START

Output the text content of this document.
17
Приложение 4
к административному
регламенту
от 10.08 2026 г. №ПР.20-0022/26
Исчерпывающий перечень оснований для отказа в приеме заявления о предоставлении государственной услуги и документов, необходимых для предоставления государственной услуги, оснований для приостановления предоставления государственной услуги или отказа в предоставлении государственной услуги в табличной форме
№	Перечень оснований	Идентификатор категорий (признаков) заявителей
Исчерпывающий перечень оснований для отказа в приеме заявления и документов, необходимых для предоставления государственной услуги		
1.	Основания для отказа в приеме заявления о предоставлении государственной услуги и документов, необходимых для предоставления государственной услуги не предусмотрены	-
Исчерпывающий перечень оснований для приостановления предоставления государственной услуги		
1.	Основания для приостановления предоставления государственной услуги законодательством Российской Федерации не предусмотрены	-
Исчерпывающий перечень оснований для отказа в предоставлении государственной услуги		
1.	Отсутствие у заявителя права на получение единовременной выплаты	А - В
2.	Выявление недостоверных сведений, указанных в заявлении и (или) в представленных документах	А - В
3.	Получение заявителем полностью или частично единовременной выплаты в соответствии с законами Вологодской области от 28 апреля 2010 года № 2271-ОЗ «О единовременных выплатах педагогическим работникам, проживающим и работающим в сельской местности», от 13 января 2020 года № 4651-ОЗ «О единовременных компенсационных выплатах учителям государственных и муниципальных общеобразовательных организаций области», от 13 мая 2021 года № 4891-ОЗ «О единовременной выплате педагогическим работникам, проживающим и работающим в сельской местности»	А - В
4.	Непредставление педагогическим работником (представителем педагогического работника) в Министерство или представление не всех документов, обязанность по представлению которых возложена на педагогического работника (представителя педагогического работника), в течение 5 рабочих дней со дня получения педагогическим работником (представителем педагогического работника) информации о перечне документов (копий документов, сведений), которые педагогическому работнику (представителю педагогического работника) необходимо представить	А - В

END

### Stated problem
Restate each record exactly as written.

### Solution to this problem
Output the text content of this document.
17
Приложение 4
к административному
регламенту
от 10.08 2026 г. №ПР.20-0022/26
Исчерпывающий перечень оснований для отказа в приеме заявления о предоставлении государственной услуги и документов, необходимых для предоставления государственной услуги, оснований для приостановления предоставления государственной услуги или отказа в предоставлении государственной услуги в табличной форме
№	Перечень оснований	Идентификатор категорий (признаков) заявителей
Исчерпывающий перечень оснований для отказа в приеме заявления и документов, необходимых для предоставления государственной услуги		
1.	Основания для отказа в приеме заявления о предоставлении государственной услуги и документов, необходимых для предоставления государственной услуги не предусмотрены	-
Исчерпывающий перечень оснований для приостановления предоставления государственной услуги		
1.	Основания для приостановления предоставления государственной услуги законодательством Российской Федерации не предусмотрены	-
Исчерпывающий перечень оснований для отказа в предоставлении государственной услуги		
1.	Отсутствие у заявителя права на получение единовременной выплаты	А - В
2.	Выявление недостоверных сведений, указанных в заявлении и (или) в представленных документах	А - В
3.	Получение заявителем полностью или частично единовременной выплаты в соответствии с законами Вологодской области от 28 апреля 2010 года № 2271-ОЗ «О единовременных выплатах педагогическим работникам, проживающим и работающим в сельской местности», от 13 января 2020 года № 4651-ОЗ «О единовременных компенсационных выплатах учителям государственных и муниципальных общеобразовательных организаций области», от 13 мая 2021 года № 4891-ОЗ «О единовременной выплате педагогическим работникам, проживающим и работающим в сельской местности»	А - В
4.	Непредставление педагогическим работником (представителем педагогического работника) в Министерство или представление не всех документов, обязанность по представлению которых возложена на педагогического работника (представителя педагогического работника), в течение 5 рабочих дней со дня получения педагогическим работником (представителем педагогического работника) информации о перечне документов (копий документов, сведений), которые педагогическому работнику (представителю педагогического работника) необходимо представить	А - В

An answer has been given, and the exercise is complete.